_Brano proposto_
# # # # # # #

Non tutti amano gli Stati Uniti d’America, fin qui il Paese più potente del mondo. L’antiamericanismo è una costante della nostra storia, dai tempi di Mussolini agli anni della Guerra fredda fino all’anticapitalismo della contestazione studentesca. Ne fece una spietata analisi oltre una ventina di anni fa Massimo Teodori, in un libro – “Maledetti americani” (Mondadori, 2002) – in cui descriveva il pregiudizio antiamericano che accomunava destra, sinistra e mondo cattolico.

# # # # # # #

Record con riquadri etichettati:
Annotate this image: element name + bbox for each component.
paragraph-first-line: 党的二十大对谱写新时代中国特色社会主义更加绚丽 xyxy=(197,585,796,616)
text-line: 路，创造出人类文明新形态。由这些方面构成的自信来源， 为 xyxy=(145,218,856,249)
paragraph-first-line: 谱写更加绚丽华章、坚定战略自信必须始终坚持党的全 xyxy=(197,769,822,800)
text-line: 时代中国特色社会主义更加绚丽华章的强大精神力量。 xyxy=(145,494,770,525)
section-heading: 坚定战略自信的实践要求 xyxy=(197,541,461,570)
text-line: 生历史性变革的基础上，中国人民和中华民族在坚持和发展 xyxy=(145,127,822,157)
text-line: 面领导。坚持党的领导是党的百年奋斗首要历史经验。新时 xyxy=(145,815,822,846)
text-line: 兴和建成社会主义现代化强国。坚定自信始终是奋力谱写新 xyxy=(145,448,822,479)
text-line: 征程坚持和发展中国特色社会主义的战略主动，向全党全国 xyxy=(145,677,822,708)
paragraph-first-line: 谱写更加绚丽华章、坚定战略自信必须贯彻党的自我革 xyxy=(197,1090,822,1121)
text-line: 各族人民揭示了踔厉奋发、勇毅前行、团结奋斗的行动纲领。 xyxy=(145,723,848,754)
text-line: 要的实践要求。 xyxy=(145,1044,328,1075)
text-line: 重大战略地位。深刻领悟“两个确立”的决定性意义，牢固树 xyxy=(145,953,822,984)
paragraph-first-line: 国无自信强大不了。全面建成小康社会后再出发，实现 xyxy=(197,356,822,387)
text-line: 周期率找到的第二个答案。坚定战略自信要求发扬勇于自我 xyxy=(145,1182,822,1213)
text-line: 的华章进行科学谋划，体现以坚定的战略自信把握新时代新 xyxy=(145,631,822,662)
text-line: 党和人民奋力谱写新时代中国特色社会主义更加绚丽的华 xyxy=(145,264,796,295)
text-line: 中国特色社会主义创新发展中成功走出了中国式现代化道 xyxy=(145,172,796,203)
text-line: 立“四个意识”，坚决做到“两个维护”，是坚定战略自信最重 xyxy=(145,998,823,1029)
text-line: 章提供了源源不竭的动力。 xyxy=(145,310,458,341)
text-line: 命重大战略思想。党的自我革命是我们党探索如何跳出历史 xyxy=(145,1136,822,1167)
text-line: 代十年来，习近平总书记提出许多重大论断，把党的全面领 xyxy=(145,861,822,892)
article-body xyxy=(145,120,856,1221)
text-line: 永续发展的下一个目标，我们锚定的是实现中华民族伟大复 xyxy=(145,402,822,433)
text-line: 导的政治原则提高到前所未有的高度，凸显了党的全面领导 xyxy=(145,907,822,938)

# # # # # # #

_Esercizi_
1. Stabilisci se le affermazioni (a), (b) e (c) concordano con il brano sull'antiamericanismo, rispondendo sì o no e citando le parole decisive del testo.
(a) Il libro di Massimo Teodori è uscito presso Mondadori nel 2002.
(b) Secondo il libro, il pregiudizio antiamericano riguardava soltanto la sinistra.
(c) L'antiamericanismo vi è presentato come un fenomeno episodico nella nostra storia.
2. Prosegui il brano sull'antiamericanismo dopo la sua ultima frase.

_Soluzioni_
1.
(a) Sì: «“Maledetti americani” (Mondadori, 2002)».
(b) No: «il pregiudizio antiamericano che accomunava destra, sinistra e mondo cattolico».
(c) No: «L’antiamericanismo è una costante della nostra storia».

2.
A dispetto di ciò, è sempre esistita in Italia anche una componente del pensiero politico (ma anche del mondo della cultura e dei media) che agli Stati Uniti guarda come a un modello di società, di cultura, di democrazia. Lo stesso Massimo Teodori l’anno dopo “Maledetti americani” pubblicava “Benedetti americani”, una sorta di ricostruzione delle buone ragioni per stare dalla parte dell’America nonché per ispirarci alle sue istituzioni. Da allora sono passati poco più di vent’anni, ma sembrano secoli. Dall’attacco alle Torri gemelle in poi, il prestigio dell’America è andato sempre scemando. Alcune ragioni di questa parabola sono più che evidenti e lo sono da tempo: guerre sbagliate, guerre perdute, interventi militari inefficaci o controproducenti. Altre ragioni sono però meno visibili o meno remote nel tempo.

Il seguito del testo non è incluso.